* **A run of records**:

---*---

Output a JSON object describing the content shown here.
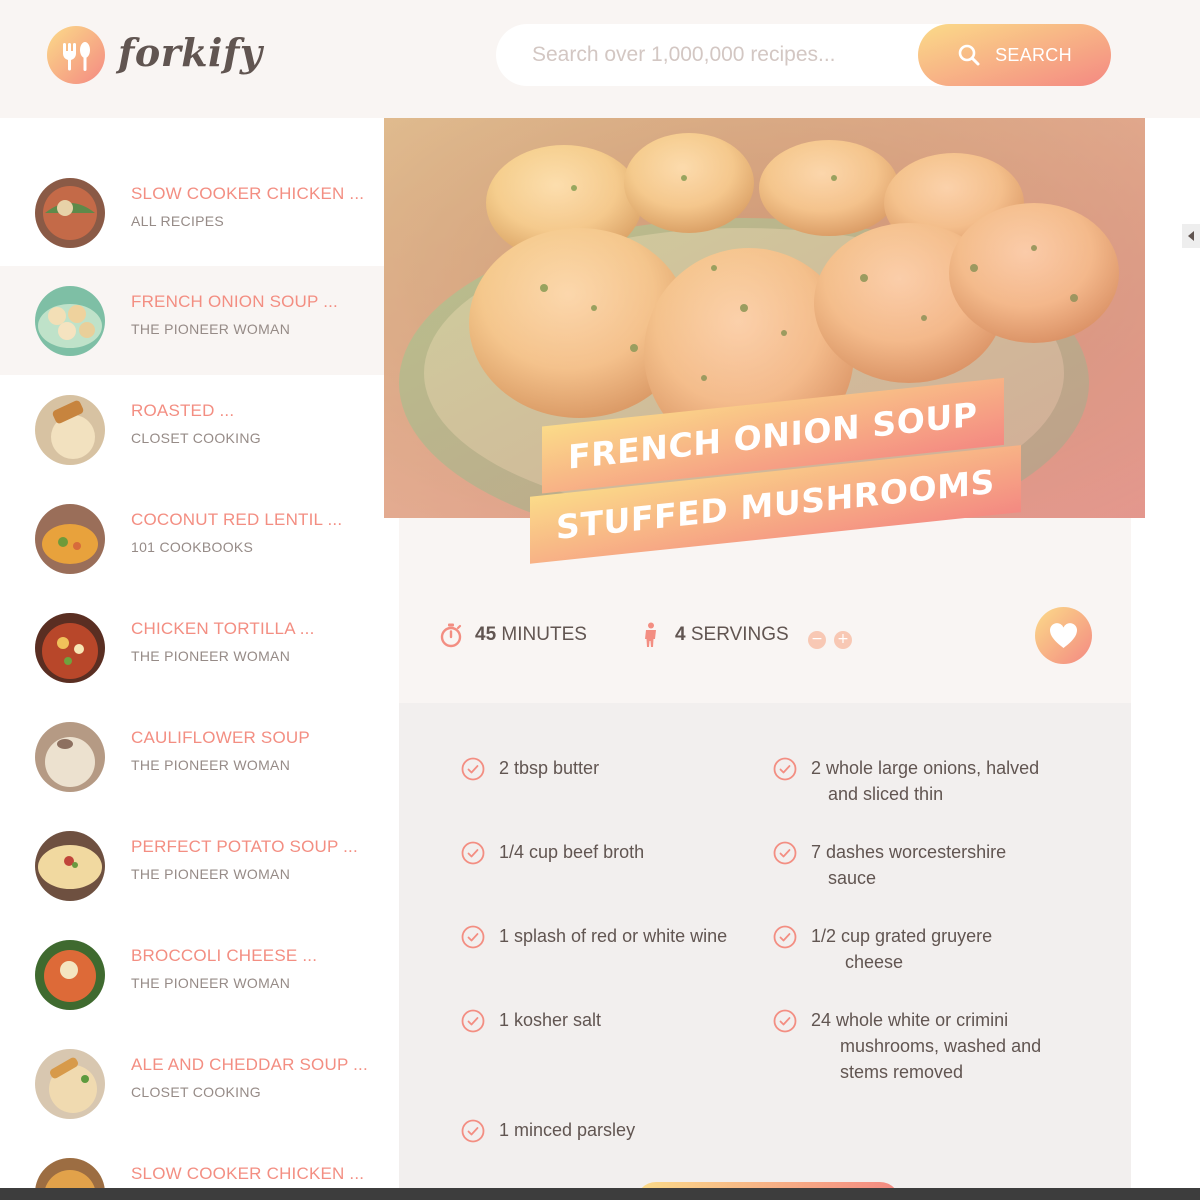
{
  "header": {
    "logo_text": "forkify",
    "search_placeholder": "Search over 1,000,000 recipes...",
    "search_button_label": "SEARCH"
  },
  "results": [
    {
      "title": "SLOW COOKER CHICKEN ...",
      "author": "ALL RECIPES",
      "active": false
    },
    {
      "title": "FRENCH ONION SOUP ...",
      "author": "THE PIONEER WOMAN",
      "active": true
    },
    {
      "title": "ROASTED ...",
      "author": "CLOSET COOKING",
      "active": false
    },
    {
      "title": "COCONUT RED LENTIL ...",
      "author": "101 COOKBOOKS",
      "active": false
    },
    {
      "title": "CHICKEN TORTILLA ...",
      "author": "THE PIONEER WOMAN",
      "active": false
    },
    {
      "title": "CAULIFLOWER SOUP",
      "author": "THE PIONEER WOMAN",
      "active": false
    },
    {
      "title": "PERFECT POTATO SOUP ...",
      "author": "THE PIONEER WOMAN",
      "active": false
    },
    {
      "title": "BROCCOLI CHEESE ...",
      "author": "THE PIONEER WOMAN",
      "active": false
    },
    {
      "title": "ALE AND CHEDDAR SOUP ...",
      "author": "CLOSET COOKING",
      "active": false
    },
    {
      "title": "SLOW COOKER CHICKEN ...",
      "author": "",
      "active": false
    }
  ],
  "recipe": {
    "title_line1": "FRENCH ONION SOUP",
    "title_line2": "STUFFED MUSHROOMS",
    "time_value": "45",
    "time_unit": "MINUTES",
    "servings_value": "4",
    "servings_unit": "SERVINGS",
    "decrease_symbol": "−",
    "increase_symbol": "+"
  },
  "ingredients": [
    {
      "lines": [
        "2  tbsp butter"
      ]
    },
    {
      "lines": [
        "2  whole large onions, halved",
        "and sliced thin"
      ]
    },
    {
      "lines": [
        "1/4  cup beef broth"
      ]
    },
    {
      "lines": [
        "7  dashes worcestershire",
        "sauce"
      ]
    },
    {
      "lines": [
        "1  splash of red or white wine"
      ]
    },
    {
      "lines": [
        "1/2  cup grated gruyere",
        "cheese"
      ]
    },
    {
      "lines": [
        "1  kosher salt"
      ]
    },
    {
      "lines": [
        "24  whole white or crimini",
        "mushrooms, washed and",
        "stems removed"
      ]
    },
    {
      "lines": [
        "1  minced parsley"
      ]
    }
  ],
  "colors": {
    "accent_start": "#fbdb89",
    "accent_end": "#f48982",
    "title_color": "#f38e82",
    "text": "#615551",
    "panel_bg": "#f9f5f3"
  },
  "icons": {
    "logo": "fork-knife-icon",
    "search": "search-icon",
    "timer": "stopwatch-icon",
    "servings": "person-icon",
    "bookmark": "heart-icon",
    "ingredient": "check-circle-icon"
  }
}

---*---

* **Short problem**:
Every line should be retyped exactly, with the pictures omitted.

* **Response to the task**:
Output a JSON object describing the content shown here.
{
  "header": {
    "logo_text": "forkify",
    "search_placeholder": "Search over 1,000,000 recipes...",
    "search_button_label": "SEARCH"
  },
  "results": [
    {
      "title": "SLOW COOKER CHICKEN ...",
      "author": "ALL RECIPES",
      "active": false
    },
    {
      "title": "FRENCH ONION SOUP ...",
      "author": "THE PIONEER WOMAN",
      "active": true
    },
    {
      "title": "ROASTED ...",
      "author": "CLOSET COOKING",
      "active": false
    },
    {
      "title": "COCONUT RED LENTIL ...",
      "author": "101 COOKBOOKS",
      "active": false
    },
    {
      "title": "CHICKEN TORTILLA ...",
      "author": "THE PIONEER WOMAN",
      "active": false
    },
    {
      "title": "CAULIFLOWER SOUP",
      "author": "THE PIONEER WOMAN",
      "active": false
    },
    {
      "title": "PERFECT POTATO SOUP ...",
      "author": "THE PIONEER WOMAN",
      "active": false
    },
    {
      "title": "BROCCOLI CHEESE ...",
      "author": "THE PIONEER WOMAN",
      "active": false
    },
    {
      "title": "ALE AND CHEDDAR SOUP ...",
      "author": "CLOSET COOKING",
      "active": false
    },
    {
      "title": "SLOW COOKER CHICKEN ...",
      "author": "",
      "active": false
    }
  ],
  "recipe": {
    "title_line1": "FRENCH ONION SOUP",
    "title_line2": "STUFFED MUSHROOMS",
    "time_value": "45",
    "time_unit": "MINUTES",
    "servings_value": "4",
    "servings_unit": "SERVINGS",
    "decrease_symbol": "−",
    "increase_symbol": "+"
  },
  "ingredients": [
    {
      "lines": [
        "2  tbsp butter"
      ]
    },
    {
      "lines": [
        "2  whole large onions, halved",
        "and sliced thin"
      ]
    },
    {
      "lines": [
        "1/4  cup beef broth"
      ]
    },
    {
      "lines": [
        "7  dashes worcestershire",
        "sauce"
      ]
    },
    {
      "lines": [
        "1  splash of red or white wine"
      ]
    },
    {
      "lines": [
        "1/2  cup grated gruyere",
        "cheese"
      ]
    },
    {
      "lines": [
        "1  kosher salt"
      ]
    },
    {
      "lines": [
        "24  whole white or crimini",
        "mushrooms, washed and",
        "stems removed"
      ]
    },
    {
      "lines": [
        "1  minced parsley"
      ]
    }
  ],
  "colors": {
    "accent_start": "#fbdb89",
    "accent_end": "#f48982",
    "title_color": "#f38e82",
    "text": "#615551",
    "panel_bg": "#f9f5f3"
  },
  "icons": {
    "logo": "fork-knife-icon",
    "search": "search-icon",
    "timer": "stopwatch-icon",
    "servings": "person-icon",
    "bookmark": "heart-icon",
    "ingredient": "check-circle-icon"
  }
}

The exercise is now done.